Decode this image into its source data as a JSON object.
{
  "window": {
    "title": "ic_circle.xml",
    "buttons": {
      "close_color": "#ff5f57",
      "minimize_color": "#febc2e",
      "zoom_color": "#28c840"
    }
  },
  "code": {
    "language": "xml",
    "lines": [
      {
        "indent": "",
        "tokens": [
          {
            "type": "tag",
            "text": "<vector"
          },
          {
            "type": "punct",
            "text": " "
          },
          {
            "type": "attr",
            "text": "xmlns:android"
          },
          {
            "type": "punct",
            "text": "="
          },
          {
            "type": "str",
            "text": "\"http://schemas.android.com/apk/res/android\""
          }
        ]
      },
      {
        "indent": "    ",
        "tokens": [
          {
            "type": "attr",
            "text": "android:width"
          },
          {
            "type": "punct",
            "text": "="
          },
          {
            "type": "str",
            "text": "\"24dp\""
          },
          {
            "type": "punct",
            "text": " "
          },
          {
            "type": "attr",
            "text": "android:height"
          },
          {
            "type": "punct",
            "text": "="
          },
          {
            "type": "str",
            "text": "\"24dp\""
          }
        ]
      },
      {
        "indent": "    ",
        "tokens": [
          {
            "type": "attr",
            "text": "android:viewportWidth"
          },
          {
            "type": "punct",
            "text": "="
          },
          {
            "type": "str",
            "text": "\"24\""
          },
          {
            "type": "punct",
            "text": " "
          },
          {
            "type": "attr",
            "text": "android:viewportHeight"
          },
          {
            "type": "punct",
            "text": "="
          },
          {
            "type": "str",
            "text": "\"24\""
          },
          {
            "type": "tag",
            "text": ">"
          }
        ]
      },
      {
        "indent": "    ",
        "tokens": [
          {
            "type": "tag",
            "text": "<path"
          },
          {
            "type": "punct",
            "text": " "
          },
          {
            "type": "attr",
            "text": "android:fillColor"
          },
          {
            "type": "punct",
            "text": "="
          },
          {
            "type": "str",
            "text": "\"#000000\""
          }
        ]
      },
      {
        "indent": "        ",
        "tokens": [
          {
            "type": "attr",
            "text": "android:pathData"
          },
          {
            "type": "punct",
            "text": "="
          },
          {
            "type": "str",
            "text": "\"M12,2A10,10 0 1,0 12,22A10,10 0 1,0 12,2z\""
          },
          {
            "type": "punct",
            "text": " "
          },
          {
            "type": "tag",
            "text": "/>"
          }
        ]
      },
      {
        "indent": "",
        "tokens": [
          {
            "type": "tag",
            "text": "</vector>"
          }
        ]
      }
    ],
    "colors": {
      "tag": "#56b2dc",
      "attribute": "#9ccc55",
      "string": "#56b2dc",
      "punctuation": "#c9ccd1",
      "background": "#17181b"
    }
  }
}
+ + + + + + +
#### [Problem to work on]
Extract the complete listing above, reproducing each line exactly.

#### [Correct response]
Decode this image into its source data as a JSON object.
{
  "window": {
    "title": "ic_circle.xml",
    "buttons": {
      "close_color": "#ff5f57",
      "minimize_color": "#febc2e",
      "zoom_color": "#28c840"
    }
  },
  "code": {
    "language": "xml",
    "lines": [
      {
        "indent": "",
        "tokens": [
          {
            "type": "tag",
            "text": "<vector"
          },
          {
            "type": "punct",
            "text": " "
          },
          {
            "type": "attr",
            "text": "xmlns:android"
          },
          {
            "type": "punct",
            "text": "="
          },
          {
            "type": "str",
            "text": "\"http://schemas.android.com/apk/res/android\""
          }
        ]
      },
      {
        "indent": "    ",
        "tokens": [
          {
            "type": "attr",
            "text": "android:width"
          },
          {
            "type": "punct",
            "text": "="
          },
          {
            "type": "str",
            "text": "\"24dp\""
          },
          {
            "type": "punct",
            "text": " "
          },
          {
            "type": "attr",
            "text": "android:height"
          },
          {
            "type": "punct",
            "text": "="
          },
          {
            "type": "str",
            "text": "\"24dp\""
          }
        ]
      },
      {
        "indent": "    ",
        "tokens": [
          {
            "type": "attr",
            "text": "android:viewportWidth"
          },
          {
            "type": "punct",
            "text": "="
          },
          {
            "type": "str",
            "text": "\"24\""
          },
          {
            "type": "punct",
            "text": " "
          },
          {
            "type": "attr",
            "text": "android:viewportHeight"
          },
          {
            "type": "punct",
            "text": "="
          },
          {
            "type": "str",
            "text": "\"24\""
          },
          {
            "type": "tag",
            "text": ">"
          }
        ]
      },
      {
        "indent": "    ",
        "tokens": [
          {
            "type": "tag",
            "text": "<path"
          },
          {
            "type": "punct",
            "text": " "
          },
          {
            "type": "attr",
            "text": "android:fillColor"
          },
          {
            "type": "punct",
            "text": "="
          },
          {
            "type": "str",
            "text": "\"#000000\""
          }
        ]
      },
      {
        "indent": "        ",
        "tokens": [
          {
            "type": "attr",
            "text": "android:pathData"
          },
          {
            "type": "punct",
            "text": "="
          },
          {
            "type": "str",
            "text": "\"M12,2A10,10 0 1,0 12,22A10,10 0 1,0 12,2z\""
          },
          {
            "type": "punct",
            "text": " "
          },
          {
            "type": "tag",
            "text": "/>"
          }
        ]
      },
      {
        "indent": "",
        "tokens": [
          {
            "type": "tag",
            "text": "</vector>"
          }
        ]
      }
    ],
    "colors": {
      "tag": "#56b2dc",
      "attribute": "#9ccc55",
      "string": "#56b2dc",
      "punctuation": "#c9ccd1",
      "background": "#17181b"
    }
  }
}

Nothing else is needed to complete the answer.